> _PROMPT_
Give the material once more, word for word, without any images.

======

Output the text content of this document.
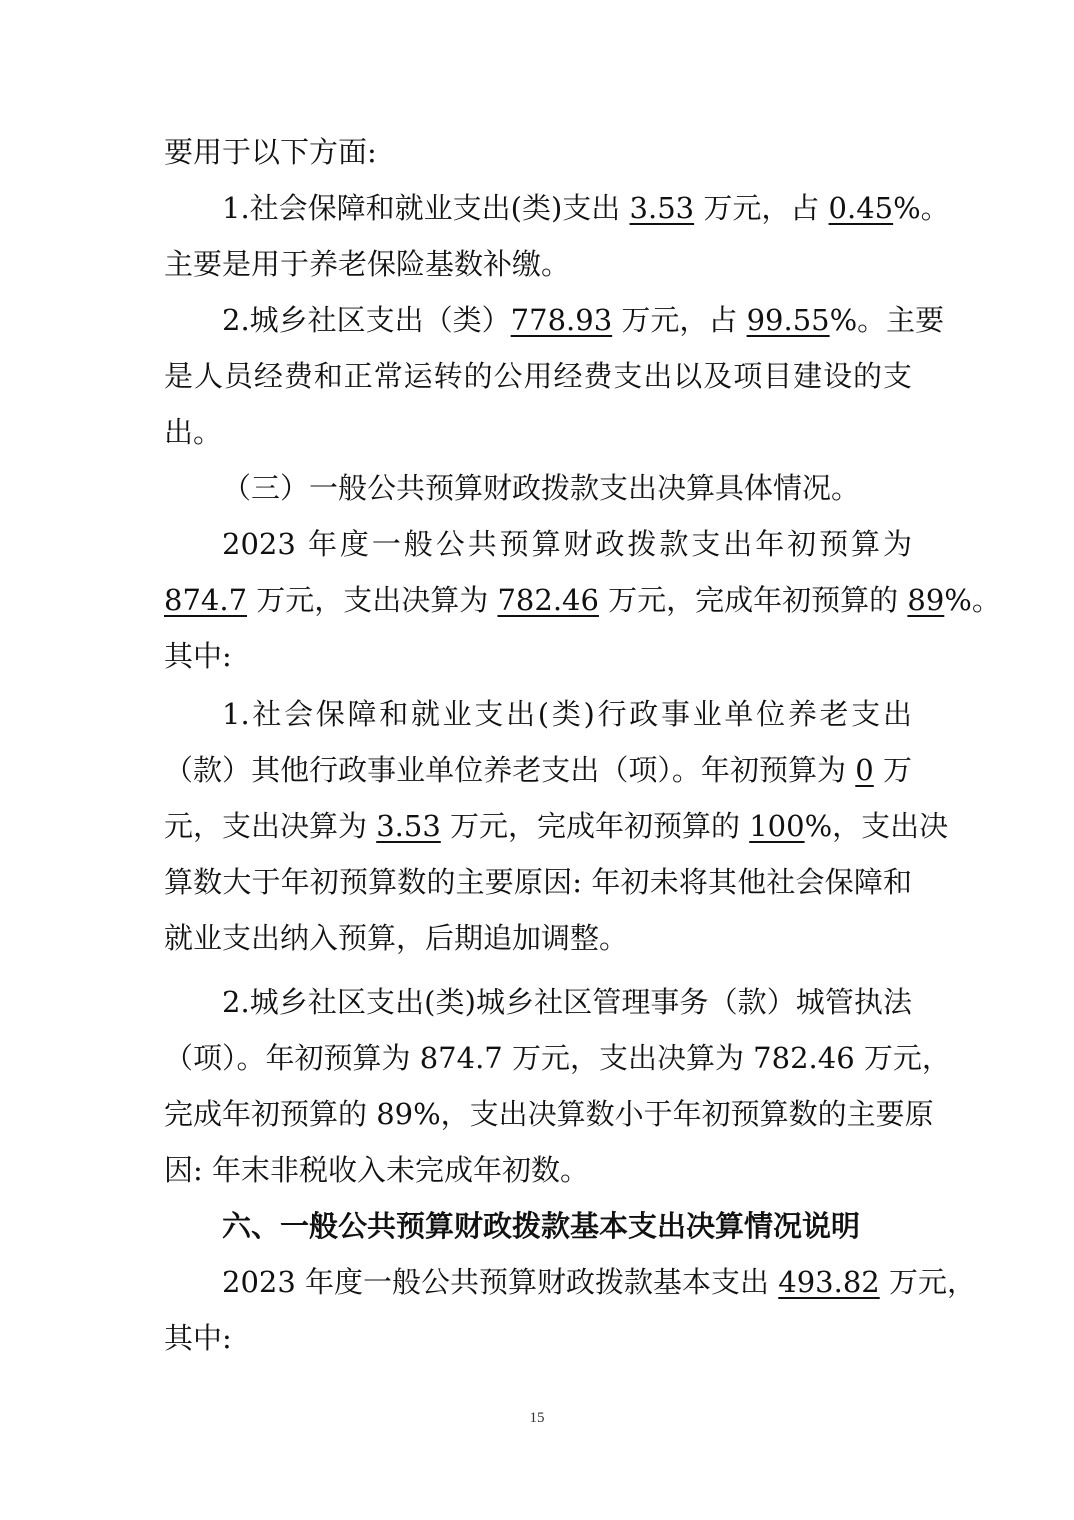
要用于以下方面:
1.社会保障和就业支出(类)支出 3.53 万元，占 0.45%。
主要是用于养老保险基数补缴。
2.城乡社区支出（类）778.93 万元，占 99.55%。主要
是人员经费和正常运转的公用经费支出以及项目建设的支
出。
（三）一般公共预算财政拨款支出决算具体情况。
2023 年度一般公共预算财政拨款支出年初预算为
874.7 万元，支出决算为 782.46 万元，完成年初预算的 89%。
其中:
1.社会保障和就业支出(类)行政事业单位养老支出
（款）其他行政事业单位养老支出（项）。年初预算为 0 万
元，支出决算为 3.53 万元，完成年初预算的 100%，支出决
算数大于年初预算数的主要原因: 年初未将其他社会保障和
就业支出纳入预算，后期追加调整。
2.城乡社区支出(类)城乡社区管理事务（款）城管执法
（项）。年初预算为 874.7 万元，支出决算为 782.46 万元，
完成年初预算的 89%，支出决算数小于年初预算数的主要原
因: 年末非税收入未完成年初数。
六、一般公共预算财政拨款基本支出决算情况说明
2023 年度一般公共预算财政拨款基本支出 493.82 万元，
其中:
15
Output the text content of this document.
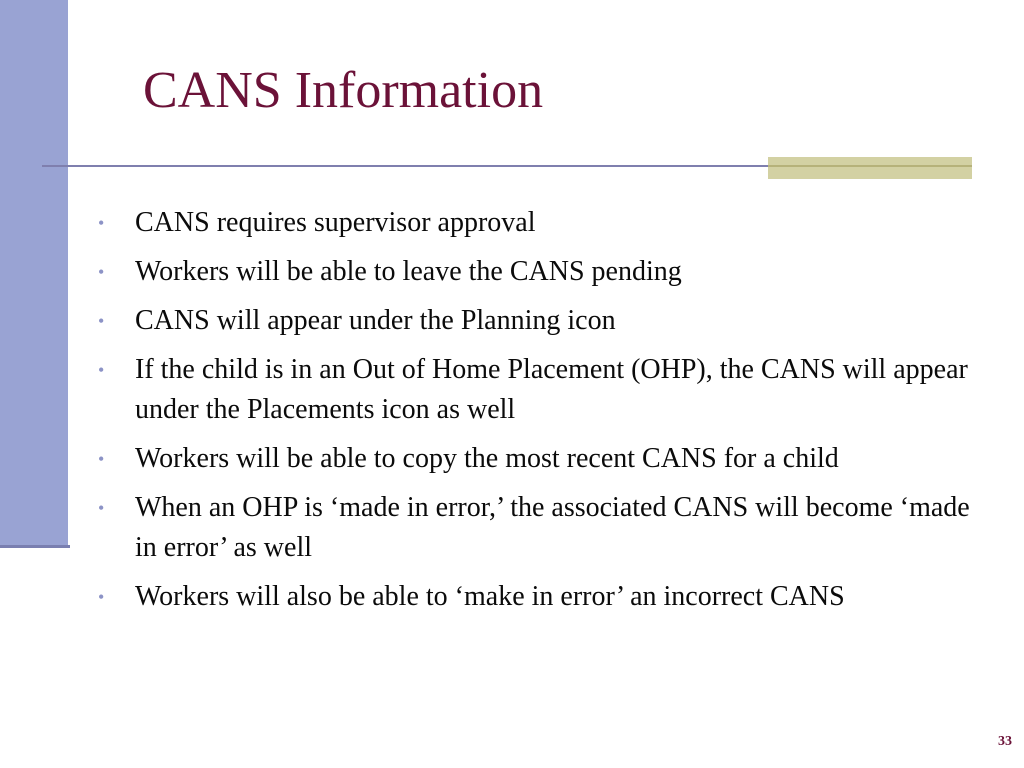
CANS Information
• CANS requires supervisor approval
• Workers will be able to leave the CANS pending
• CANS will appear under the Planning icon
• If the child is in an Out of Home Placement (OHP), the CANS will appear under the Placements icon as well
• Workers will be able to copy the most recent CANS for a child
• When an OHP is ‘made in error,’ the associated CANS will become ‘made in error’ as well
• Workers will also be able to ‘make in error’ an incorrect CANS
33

======

> _REPLY TO THE TASK_
Output the text content of this document.
要用于以下方面:
1.社会保障和就业支出(类)支出 3.53 万元，占 0.45%。
主要是用于养老保险基数补缴。
2.城乡社区支出（类）778.93 万元，占 99.55%。主要
是人员经费和正常运转的公用经费支出以及项目建设的支
出。
（三）一般公共预算财政拨款支出决算具体情况。
2023 年度一般公共预算财政拨款支出年初预算为
874.7 万元，支出决算为 782.46 万元，完成年初预算的 89%。
其中:
1.社会保障和就业支出(类)行政事业单位养老支出
（款）其他行政事业单位养老支出（项）。年初预算为 0 万
元，支出决算为 3.53 万元，完成年初预算的 100%，支出决
算数大于年初预算数的主要原因: 年初未将其他社会保障和
就业支出纳入预算，后期追加调整。
2.城乡社区支出(类)城乡社区管理事务（款）城管执法
（项）。年初预算为 874.7 万元，支出决算为 782.46 万元，
完成年初预算的 89%，支出决算数小于年初预算数的主要原
因: 年末非税收入未完成年初数。
六、一般公共预算财政拨款基本支出决算情况说明
2023 年度一般公共预算财政拨款基本支出 493.82 万元，
其中:
15
Output the text content of this document.
CANS Information
• CANS requires supervisor approval
• Workers will be able to leave the CANS pending
• CANS will appear under the Planning icon
• If the child is in an Out of Home Placement (OHP), the CANS will appear under the Placements icon as well
• Workers will be able to copy the most recent CANS for a child
• When an OHP is ‘made in error,’ the associated CANS will become ‘made in error’ as well
• Workers will also be able to ‘make in error’ an incorrect CANS
33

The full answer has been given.